**** EXCERPTED RECORDS ****
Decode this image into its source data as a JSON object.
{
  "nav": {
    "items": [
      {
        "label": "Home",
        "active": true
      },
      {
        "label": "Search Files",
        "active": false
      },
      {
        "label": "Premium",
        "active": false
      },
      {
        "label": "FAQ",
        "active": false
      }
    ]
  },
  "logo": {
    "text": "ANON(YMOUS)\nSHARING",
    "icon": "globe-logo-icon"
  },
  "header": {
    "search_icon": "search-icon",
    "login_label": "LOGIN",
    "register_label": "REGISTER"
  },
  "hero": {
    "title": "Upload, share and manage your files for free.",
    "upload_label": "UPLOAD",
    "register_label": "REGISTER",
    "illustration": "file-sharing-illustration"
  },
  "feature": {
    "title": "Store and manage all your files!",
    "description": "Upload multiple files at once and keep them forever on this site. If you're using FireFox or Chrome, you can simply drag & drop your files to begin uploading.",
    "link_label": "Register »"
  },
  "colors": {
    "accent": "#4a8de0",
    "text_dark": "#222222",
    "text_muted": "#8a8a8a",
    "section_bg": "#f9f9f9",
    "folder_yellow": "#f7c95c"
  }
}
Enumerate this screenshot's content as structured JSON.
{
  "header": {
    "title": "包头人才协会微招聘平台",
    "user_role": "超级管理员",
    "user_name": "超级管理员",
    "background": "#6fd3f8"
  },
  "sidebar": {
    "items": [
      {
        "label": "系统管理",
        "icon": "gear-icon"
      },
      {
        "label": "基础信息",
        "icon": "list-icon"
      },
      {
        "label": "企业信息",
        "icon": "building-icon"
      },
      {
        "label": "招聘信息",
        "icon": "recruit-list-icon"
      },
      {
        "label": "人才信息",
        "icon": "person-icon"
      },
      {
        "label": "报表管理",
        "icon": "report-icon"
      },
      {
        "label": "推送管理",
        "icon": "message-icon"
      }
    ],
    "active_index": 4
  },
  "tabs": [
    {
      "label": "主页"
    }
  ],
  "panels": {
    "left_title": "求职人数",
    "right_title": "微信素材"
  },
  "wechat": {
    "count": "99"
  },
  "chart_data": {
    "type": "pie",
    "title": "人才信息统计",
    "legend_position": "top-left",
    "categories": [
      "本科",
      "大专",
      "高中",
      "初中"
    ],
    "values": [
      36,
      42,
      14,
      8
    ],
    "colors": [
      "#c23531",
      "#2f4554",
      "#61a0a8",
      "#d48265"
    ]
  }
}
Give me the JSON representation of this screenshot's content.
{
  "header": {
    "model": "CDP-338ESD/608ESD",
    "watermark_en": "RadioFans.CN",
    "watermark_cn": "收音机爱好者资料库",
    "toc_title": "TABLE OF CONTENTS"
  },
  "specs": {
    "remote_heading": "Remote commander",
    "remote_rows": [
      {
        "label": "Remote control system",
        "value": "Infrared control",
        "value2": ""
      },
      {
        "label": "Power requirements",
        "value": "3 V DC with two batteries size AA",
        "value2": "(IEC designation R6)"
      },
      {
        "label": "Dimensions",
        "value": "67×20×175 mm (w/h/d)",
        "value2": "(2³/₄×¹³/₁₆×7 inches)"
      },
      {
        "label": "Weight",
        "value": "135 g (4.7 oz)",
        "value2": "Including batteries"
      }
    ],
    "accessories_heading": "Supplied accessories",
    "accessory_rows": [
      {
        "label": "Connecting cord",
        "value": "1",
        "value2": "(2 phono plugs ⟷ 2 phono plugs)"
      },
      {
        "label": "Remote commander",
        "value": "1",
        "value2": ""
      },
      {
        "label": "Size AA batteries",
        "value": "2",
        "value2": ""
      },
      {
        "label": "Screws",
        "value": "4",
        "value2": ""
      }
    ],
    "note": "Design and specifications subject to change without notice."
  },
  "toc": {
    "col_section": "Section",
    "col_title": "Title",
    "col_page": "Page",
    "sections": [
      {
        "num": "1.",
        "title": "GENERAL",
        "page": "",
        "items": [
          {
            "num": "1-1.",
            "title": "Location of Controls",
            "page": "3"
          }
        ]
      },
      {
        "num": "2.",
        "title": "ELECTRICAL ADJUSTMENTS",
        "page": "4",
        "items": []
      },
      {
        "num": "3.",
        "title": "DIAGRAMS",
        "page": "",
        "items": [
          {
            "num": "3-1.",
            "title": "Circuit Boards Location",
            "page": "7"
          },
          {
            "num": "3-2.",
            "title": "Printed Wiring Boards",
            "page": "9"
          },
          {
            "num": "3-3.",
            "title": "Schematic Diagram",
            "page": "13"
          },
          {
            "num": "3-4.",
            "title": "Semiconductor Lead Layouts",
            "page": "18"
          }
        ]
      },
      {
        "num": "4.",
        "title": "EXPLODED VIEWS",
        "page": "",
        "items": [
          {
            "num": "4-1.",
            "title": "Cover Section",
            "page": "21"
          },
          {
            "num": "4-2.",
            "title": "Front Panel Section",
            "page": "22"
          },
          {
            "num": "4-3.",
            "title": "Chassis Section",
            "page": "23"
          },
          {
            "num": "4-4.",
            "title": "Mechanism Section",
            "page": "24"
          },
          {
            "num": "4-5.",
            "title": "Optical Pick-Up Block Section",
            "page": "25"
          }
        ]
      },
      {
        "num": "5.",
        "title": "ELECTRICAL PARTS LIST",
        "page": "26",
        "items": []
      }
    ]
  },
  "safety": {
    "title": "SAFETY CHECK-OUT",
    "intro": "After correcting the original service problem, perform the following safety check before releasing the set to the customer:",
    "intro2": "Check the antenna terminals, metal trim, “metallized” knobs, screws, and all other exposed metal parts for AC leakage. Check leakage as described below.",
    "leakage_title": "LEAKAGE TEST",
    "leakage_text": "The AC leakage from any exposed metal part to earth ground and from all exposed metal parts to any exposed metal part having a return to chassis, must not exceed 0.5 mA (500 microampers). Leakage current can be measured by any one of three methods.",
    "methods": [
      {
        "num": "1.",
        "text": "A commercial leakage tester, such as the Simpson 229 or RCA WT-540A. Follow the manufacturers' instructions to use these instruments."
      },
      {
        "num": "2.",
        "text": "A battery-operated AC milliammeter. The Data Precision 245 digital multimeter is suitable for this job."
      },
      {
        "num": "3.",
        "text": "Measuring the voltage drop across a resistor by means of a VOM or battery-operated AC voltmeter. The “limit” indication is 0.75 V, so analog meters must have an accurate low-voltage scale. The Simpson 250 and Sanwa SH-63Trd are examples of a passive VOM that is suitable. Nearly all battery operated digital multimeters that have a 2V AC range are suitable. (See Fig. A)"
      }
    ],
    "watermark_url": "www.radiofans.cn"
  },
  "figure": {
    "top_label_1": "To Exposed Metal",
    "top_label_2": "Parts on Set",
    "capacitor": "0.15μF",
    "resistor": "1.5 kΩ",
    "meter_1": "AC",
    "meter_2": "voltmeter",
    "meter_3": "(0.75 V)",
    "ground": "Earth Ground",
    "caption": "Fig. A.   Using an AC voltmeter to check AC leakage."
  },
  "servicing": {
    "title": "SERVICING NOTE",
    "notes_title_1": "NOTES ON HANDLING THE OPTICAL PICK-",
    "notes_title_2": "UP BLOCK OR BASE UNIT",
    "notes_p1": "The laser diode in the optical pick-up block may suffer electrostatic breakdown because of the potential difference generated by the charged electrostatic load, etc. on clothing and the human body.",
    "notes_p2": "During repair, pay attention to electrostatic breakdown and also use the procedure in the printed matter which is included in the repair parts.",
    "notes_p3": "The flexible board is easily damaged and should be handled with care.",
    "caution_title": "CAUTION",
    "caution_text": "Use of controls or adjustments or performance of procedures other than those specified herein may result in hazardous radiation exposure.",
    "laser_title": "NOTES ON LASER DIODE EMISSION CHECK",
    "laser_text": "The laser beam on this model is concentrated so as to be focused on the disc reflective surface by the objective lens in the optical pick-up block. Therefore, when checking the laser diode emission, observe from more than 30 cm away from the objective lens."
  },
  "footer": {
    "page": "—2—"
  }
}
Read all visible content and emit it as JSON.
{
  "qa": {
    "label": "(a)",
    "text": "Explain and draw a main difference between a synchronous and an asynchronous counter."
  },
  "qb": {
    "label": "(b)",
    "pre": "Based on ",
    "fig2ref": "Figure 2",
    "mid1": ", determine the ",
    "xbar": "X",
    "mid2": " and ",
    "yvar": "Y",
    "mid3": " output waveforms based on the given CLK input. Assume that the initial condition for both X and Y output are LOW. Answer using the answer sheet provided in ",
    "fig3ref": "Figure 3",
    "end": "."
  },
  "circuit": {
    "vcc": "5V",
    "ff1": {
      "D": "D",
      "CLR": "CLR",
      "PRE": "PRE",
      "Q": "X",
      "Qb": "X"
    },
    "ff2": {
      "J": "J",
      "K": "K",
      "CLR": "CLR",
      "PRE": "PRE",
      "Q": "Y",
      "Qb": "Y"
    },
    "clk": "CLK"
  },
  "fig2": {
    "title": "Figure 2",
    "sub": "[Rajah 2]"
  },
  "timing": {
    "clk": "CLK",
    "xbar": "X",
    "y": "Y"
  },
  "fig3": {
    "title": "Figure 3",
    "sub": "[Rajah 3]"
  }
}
****
**TASK GOAL:**
Track down every line of the material containing the string "batteries", and copy it.

**THE COMPLETED TASK:**
        "value": "3 V DC with two batteries size AA",
        "value2": "Including batteries"
        "label": "Size AA batteries",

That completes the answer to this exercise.